Available data:
+--

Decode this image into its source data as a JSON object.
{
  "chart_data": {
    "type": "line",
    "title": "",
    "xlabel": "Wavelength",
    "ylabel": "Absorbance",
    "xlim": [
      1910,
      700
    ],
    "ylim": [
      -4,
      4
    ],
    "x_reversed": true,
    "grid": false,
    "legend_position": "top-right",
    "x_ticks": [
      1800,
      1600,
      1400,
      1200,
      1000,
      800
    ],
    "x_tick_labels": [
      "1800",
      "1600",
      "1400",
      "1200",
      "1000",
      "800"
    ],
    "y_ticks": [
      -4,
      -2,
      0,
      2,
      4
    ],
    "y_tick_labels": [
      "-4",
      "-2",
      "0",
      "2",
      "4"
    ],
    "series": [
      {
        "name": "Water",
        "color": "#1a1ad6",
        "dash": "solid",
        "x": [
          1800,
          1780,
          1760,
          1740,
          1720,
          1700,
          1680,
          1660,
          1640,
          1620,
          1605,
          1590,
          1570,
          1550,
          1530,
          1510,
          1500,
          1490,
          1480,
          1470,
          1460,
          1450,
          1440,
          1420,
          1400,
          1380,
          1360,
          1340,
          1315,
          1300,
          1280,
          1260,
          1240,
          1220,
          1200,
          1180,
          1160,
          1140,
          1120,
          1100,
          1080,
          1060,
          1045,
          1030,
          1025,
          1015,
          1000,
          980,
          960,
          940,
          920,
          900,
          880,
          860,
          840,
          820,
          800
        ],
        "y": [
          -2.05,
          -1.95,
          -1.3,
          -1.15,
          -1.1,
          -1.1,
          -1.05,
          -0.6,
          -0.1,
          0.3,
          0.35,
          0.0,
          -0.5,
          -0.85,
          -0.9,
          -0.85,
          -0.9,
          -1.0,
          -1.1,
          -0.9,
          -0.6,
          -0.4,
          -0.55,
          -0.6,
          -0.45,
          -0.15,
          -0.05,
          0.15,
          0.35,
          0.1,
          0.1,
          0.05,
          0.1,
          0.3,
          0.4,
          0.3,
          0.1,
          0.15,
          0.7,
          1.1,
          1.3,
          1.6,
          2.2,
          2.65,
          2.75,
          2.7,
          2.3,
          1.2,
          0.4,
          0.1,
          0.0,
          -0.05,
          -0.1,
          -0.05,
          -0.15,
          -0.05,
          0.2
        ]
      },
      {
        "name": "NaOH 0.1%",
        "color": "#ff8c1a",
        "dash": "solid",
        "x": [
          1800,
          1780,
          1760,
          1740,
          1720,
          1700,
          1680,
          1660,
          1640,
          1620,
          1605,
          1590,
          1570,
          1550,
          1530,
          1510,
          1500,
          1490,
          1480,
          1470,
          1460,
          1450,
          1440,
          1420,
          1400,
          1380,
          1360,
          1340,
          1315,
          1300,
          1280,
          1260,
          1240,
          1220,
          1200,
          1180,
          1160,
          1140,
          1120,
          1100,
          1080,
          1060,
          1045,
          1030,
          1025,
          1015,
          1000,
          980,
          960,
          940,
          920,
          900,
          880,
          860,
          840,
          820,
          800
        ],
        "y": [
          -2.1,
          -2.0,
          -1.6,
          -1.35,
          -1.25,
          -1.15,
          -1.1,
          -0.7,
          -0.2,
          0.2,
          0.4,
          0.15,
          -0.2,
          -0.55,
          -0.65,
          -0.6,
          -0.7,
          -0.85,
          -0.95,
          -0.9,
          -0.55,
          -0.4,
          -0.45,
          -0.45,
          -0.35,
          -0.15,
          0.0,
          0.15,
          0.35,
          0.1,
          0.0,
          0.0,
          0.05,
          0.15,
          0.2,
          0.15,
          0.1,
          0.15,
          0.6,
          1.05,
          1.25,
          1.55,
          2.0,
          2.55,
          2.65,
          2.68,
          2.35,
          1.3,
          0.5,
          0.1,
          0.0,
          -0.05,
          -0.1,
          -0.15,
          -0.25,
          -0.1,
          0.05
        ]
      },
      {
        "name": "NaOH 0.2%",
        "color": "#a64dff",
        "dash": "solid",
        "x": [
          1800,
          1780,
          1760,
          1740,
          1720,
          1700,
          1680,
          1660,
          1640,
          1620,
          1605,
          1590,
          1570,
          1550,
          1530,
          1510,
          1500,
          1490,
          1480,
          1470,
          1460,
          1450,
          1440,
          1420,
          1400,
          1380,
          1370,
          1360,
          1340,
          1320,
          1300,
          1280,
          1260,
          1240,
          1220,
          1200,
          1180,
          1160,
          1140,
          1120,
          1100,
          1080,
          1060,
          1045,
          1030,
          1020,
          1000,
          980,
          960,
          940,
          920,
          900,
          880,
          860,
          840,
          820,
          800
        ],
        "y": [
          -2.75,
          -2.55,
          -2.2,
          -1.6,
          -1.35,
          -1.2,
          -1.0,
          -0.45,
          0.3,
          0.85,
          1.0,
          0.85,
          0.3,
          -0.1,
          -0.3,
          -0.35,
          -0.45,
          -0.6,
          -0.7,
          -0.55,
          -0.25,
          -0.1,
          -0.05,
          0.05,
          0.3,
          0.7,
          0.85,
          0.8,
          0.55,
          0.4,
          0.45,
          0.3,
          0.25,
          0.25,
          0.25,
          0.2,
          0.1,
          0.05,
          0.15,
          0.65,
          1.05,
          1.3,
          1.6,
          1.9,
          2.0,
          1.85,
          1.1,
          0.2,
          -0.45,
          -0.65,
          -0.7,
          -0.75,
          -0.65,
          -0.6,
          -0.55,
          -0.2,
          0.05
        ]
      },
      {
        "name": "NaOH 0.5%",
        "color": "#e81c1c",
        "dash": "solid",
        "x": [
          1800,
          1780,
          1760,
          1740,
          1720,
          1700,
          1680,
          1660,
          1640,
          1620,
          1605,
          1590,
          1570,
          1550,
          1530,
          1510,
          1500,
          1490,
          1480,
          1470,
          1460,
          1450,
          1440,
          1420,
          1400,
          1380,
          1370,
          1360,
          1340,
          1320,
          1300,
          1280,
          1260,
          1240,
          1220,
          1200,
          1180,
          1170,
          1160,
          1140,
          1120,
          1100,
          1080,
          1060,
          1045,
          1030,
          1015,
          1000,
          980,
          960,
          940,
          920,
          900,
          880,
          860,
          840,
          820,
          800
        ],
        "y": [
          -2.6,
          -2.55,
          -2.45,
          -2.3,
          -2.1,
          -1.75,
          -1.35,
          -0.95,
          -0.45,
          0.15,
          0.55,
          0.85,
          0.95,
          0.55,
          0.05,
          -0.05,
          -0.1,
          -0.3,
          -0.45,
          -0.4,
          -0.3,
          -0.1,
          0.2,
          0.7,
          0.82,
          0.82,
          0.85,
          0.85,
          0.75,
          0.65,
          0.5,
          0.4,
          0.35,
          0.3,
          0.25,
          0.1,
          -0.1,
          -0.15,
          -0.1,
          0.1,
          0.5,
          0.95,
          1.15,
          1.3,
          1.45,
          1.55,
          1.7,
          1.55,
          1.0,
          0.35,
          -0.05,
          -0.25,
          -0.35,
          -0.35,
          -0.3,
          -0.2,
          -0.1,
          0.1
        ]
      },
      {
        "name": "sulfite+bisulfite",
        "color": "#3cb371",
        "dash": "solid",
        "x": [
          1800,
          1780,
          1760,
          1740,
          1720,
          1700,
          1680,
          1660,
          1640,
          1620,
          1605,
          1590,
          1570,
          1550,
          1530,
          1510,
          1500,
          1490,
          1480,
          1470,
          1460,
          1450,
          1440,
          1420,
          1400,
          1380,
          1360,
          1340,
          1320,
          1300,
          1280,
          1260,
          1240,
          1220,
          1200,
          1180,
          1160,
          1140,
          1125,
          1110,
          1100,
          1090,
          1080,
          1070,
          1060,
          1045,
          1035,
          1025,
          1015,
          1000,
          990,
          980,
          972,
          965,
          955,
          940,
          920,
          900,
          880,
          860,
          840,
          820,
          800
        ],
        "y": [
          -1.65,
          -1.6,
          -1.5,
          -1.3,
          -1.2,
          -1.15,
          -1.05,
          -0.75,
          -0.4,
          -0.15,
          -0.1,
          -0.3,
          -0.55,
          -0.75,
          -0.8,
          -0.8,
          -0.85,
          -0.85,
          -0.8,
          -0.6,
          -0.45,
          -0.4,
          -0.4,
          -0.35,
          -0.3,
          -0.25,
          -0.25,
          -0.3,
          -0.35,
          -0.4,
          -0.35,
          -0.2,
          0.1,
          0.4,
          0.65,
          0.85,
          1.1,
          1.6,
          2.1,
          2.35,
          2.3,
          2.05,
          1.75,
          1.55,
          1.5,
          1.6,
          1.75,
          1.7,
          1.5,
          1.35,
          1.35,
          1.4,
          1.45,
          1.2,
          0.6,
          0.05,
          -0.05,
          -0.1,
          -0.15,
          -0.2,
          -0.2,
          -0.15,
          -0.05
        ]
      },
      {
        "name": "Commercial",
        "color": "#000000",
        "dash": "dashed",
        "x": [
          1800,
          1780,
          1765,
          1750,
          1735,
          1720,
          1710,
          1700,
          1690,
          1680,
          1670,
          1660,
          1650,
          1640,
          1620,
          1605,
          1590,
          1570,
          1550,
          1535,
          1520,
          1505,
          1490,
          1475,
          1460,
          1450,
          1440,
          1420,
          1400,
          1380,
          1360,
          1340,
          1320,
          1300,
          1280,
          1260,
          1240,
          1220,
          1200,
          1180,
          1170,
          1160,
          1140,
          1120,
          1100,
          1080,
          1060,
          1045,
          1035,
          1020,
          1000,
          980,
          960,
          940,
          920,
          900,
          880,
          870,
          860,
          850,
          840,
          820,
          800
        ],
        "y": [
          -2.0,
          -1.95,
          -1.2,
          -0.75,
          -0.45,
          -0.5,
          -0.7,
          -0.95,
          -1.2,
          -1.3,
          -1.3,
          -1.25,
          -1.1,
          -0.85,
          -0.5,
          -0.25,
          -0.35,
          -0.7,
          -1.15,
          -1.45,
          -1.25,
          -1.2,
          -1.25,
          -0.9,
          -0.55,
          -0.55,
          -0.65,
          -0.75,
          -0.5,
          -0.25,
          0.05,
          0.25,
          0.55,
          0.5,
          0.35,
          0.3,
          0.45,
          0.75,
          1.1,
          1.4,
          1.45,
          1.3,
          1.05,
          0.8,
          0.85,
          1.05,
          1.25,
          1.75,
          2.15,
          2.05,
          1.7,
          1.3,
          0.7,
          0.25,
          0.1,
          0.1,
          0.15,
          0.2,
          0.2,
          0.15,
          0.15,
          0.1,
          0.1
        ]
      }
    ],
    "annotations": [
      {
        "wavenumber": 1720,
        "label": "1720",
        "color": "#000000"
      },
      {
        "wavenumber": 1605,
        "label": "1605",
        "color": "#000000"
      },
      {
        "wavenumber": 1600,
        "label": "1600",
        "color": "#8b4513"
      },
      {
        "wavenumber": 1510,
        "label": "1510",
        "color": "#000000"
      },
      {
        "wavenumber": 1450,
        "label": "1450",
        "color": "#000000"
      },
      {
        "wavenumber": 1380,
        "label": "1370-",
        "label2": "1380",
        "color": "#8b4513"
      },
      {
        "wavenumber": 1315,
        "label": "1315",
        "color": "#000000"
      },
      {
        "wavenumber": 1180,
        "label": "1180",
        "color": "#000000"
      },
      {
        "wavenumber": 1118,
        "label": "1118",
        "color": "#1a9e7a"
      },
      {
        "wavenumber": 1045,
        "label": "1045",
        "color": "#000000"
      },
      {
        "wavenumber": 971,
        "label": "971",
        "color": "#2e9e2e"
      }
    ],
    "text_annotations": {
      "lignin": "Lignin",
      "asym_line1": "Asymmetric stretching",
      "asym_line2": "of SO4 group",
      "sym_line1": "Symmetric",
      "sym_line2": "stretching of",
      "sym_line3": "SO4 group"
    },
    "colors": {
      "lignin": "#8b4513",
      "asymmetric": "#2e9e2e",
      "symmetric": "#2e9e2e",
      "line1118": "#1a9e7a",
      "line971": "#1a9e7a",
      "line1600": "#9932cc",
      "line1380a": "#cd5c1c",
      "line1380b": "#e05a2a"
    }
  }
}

+--

Instructions for the task: Look through the records and gather each line with the word "stretching".

The answer:
      "asym_line1": "Asymmetric stretching",
      "sym_line2": "stretching of",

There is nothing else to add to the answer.